→ WHAT THE EXERCISE ASKS:
The entries below are to be written out again without alteration.

Dataset excerpt
* START *
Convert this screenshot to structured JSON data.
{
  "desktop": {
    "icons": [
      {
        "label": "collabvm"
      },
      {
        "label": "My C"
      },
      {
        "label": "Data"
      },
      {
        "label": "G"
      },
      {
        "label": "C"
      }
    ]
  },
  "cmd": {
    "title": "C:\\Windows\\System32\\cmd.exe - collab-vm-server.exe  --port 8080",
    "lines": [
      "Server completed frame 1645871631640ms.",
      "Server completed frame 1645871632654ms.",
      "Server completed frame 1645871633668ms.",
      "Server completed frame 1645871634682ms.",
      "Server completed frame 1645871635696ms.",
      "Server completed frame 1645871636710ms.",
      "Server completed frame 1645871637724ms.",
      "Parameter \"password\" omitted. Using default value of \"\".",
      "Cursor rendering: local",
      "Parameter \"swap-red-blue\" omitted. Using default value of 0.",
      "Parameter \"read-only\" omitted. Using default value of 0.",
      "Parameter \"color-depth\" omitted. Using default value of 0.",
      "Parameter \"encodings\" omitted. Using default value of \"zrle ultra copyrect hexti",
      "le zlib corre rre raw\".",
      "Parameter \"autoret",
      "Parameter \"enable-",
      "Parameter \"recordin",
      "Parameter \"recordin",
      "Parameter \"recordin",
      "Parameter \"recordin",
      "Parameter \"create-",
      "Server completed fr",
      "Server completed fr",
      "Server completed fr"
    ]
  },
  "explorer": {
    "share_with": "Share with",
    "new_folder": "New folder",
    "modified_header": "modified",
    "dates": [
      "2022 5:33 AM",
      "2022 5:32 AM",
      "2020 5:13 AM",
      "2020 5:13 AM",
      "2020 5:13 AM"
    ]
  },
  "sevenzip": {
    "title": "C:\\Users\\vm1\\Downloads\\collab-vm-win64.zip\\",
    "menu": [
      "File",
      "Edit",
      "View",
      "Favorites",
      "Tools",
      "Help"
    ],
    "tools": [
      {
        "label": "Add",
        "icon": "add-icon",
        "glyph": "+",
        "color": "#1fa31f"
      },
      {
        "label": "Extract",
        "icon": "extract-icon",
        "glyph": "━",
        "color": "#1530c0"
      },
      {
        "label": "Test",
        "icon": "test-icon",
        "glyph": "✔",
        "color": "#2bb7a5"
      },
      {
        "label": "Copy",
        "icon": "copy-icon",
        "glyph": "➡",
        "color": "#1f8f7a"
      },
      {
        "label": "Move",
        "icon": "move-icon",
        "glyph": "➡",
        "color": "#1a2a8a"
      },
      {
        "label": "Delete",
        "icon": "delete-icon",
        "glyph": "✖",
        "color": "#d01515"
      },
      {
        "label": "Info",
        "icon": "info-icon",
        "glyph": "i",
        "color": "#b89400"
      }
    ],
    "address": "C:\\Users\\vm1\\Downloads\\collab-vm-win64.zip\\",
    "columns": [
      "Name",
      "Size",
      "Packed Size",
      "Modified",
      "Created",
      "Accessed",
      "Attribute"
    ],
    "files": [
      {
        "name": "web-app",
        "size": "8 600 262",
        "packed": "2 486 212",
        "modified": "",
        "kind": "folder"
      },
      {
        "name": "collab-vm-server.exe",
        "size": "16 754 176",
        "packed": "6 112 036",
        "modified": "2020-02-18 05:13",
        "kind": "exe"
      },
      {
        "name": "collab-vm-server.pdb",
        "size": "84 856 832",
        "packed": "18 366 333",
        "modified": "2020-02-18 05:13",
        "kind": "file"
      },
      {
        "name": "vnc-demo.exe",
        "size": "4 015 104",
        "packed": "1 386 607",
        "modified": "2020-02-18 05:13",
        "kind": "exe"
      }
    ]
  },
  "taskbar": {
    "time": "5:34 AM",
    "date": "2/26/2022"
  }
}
* END *
→ THE RESULT:
Convert this screenshot to structured JSON data.
{
  "desktop": {
    "icons": [
      {
        "label": "collabvm"
      },
      {
        "label": "My C"
      },
      {
        "label": "Data"
      },
      {
        "label": "G"
      },
      {
        "label": "C"
      }
    ]
  },
  "cmd": {
    "title": "C:\\Windows\\System32\\cmd.exe - collab-vm-server.exe  --port 8080",
    "lines": [
      "Server completed frame 1645871631640ms.",
      "Server completed frame 1645871632654ms.",
      "Server completed frame 1645871633668ms.",
      "Server completed frame 1645871634682ms.",
      "Server completed frame 1645871635696ms.",
      "Server completed frame 1645871636710ms.",
      "Server completed frame 1645871637724ms.",
      "Parameter \"password\" omitted. Using default value of \"\".",
      "Cursor rendering: local",
      "Parameter \"swap-red-blue\" omitted. Using default value of 0.",
      "Parameter \"read-only\" omitted. Using default value of 0.",
      "Parameter \"color-depth\" omitted. Using default value of 0.",
      "Parameter \"encodings\" omitted. Using default value of \"zrle ultra copyrect hexti",
      "le zlib corre rre raw\".",
      "Parameter \"autoret",
      "Parameter \"enable-",
      "Parameter \"recordin",
      "Parameter \"recordin",
      "Parameter \"recordin",
      "Parameter \"recordin",
      "Parameter \"create-",
      "Server completed fr",
      "Server completed fr",
      "Server completed fr"
    ]
  },
  "explorer": {
    "share_with": "Share with",
    "new_folder": "New folder",
    "modified_header": "modified",
    "dates": [
      "2022 5:33 AM",
      "2022 5:32 AM",
      "2020 5:13 AM",
      "2020 5:13 AM",
      "2020 5:13 AM"
    ]
  },
  "sevenzip": {
    "title": "C:\\Users\\vm1\\Downloads\\collab-vm-win64.zip\\",
    "menu": [
      "File",
      "Edit",
      "View",
      "Favorites",
      "Tools",
      "Help"
    ],
    "tools": [
      {
        "label": "Add",
        "icon": "add-icon",
        "glyph": "+",
        "color": "#1fa31f"
      },
      {
        "label": "Extract",
        "icon": "extract-icon",
        "glyph": "━",
        "color": "#1530c0"
      },
      {
        "label": "Test",
        "icon": "test-icon",
        "glyph": "✔",
        "color": "#2bb7a5"
      },
      {
        "label": "Copy",
        "icon": "copy-icon",
        "glyph": "➡",
        "color": "#1f8f7a"
      },
      {
        "label": "Move",
        "icon": "move-icon",
        "glyph": "➡",
        "color": "#1a2a8a"
      },
      {
        "label": "Delete",
        "icon": "delete-icon",
        "glyph": "✖",
        "color": "#d01515"
      },
      {
        "label": "Info",
        "icon": "info-icon",
        "glyph": "i",
        "color": "#b89400"
      }
    ],
    "address": "C:\\Users\\vm1\\Downloads\\collab-vm-win64.zip\\",
    "columns": [
      "Name",
      "Size",
      "Packed Size",
      "Modified",
      "Created",
      "Accessed",
      "Attribute"
    ],
    "files": [
      {
        "name": "web-app",
        "size": "8 600 262",
        "packed": "2 486 212",
        "modified": "",
        "kind": "folder"
      },
      {
        "name": "collab-vm-server.exe",
        "size": "16 754 176",
        "packed": "6 112 036",
        "modified": "2020-02-18 05:13",
        "kind": "exe"
      },
      {
        "name": "collab-vm-server.pdb",
        "size": "84 856 832",
        "packed": "18 366 333",
        "modified": "2020-02-18 05:13",
        "kind": "file"
      },
      {
        "name": "vnc-demo.exe",
        "size": "4 015 104",
        "packed": "1 386 607",
        "modified": "2020-02-18 05:13",
        "kind": "exe"
      }
    ]
  },
  "taskbar": {
    "time": "5:34 AM",
    "date": "2/26/2022"
  }
}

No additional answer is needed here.